## THE TASK
As the answer, give a copy of each line below that includes the word "surcharge".

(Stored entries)
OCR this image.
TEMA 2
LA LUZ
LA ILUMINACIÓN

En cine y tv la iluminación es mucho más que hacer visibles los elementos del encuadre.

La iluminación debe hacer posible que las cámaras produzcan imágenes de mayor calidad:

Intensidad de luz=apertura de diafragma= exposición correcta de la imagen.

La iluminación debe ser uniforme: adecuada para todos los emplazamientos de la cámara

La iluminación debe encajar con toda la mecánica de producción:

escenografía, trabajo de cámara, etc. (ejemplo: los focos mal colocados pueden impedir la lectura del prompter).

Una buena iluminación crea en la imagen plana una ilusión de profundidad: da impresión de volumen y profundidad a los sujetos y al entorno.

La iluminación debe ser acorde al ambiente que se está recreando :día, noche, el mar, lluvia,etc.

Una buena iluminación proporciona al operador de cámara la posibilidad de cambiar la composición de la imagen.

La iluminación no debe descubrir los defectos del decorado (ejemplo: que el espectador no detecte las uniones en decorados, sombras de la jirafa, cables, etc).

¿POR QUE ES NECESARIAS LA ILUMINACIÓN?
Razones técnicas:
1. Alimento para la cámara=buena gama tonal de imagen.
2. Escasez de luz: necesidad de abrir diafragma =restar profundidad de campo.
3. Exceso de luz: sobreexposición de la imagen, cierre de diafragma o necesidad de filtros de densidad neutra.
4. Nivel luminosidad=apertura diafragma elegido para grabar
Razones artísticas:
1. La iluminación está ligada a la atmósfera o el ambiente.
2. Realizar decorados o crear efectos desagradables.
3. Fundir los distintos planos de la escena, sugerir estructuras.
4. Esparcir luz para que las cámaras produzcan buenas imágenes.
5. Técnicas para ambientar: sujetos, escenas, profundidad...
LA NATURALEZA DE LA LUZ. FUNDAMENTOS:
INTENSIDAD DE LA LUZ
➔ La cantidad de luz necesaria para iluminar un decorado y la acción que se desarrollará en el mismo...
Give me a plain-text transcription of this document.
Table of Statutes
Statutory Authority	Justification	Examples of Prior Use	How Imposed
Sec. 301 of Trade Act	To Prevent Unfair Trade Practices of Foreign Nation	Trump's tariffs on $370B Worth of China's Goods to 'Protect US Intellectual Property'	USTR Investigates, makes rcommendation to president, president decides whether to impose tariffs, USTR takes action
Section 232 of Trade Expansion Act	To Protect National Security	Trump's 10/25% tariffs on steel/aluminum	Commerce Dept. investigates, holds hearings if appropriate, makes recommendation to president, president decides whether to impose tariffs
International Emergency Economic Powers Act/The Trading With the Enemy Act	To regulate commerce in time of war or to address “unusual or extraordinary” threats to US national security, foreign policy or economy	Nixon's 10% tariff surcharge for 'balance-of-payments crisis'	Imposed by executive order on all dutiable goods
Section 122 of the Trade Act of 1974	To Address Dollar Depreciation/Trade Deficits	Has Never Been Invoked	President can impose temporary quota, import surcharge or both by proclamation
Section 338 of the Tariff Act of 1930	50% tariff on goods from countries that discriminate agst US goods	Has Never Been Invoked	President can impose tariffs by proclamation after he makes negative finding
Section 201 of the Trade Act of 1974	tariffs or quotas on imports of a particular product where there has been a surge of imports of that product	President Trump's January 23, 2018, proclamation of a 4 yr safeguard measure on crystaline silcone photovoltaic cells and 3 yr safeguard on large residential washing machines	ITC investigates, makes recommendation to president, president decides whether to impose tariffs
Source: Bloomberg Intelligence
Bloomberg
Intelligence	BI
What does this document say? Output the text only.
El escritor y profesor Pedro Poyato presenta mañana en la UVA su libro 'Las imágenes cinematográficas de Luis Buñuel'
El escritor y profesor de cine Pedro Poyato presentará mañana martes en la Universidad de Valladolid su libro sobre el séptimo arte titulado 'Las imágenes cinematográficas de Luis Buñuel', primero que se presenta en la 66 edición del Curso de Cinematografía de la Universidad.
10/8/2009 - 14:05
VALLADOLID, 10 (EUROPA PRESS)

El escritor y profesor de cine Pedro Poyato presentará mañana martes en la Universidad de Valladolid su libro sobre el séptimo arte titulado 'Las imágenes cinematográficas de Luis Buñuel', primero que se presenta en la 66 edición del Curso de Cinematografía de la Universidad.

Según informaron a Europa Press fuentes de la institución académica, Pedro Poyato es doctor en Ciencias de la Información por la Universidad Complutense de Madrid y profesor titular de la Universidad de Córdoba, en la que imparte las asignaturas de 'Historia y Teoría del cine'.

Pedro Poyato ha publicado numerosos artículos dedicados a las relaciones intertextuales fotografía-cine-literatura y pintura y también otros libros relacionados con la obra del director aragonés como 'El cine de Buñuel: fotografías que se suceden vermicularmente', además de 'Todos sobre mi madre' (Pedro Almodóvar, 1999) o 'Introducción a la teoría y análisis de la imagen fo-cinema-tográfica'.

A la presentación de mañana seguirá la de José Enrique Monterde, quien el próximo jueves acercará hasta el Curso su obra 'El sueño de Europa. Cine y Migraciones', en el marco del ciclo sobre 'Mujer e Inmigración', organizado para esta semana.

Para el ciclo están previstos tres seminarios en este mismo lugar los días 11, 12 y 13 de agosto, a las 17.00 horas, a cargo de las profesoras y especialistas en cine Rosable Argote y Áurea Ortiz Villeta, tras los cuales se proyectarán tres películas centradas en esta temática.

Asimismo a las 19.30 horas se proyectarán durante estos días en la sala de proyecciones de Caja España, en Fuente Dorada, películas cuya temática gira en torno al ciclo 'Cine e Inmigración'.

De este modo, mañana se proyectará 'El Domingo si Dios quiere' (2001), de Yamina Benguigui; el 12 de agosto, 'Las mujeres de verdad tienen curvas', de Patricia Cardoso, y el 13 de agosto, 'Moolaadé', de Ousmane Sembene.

## RESPONSE TO THE TASK
International Emergency Economic Powers Act/The Trading With the Enemy Act	To regulate commerce in time of war or to address “unusual or extraordinary” threats to US national security, foreign policy or economy	Nixon's 10% tariff surcharge for 'balance-of-payments crisis'	Imposed by executive order on all dutiable goods
Section 122 of the Trade Act of 1974	To Address Dollar Depreciation/Trade Deficits	Has Never Been Invoked	President can impose temporary quota, import surcharge or both by proclamation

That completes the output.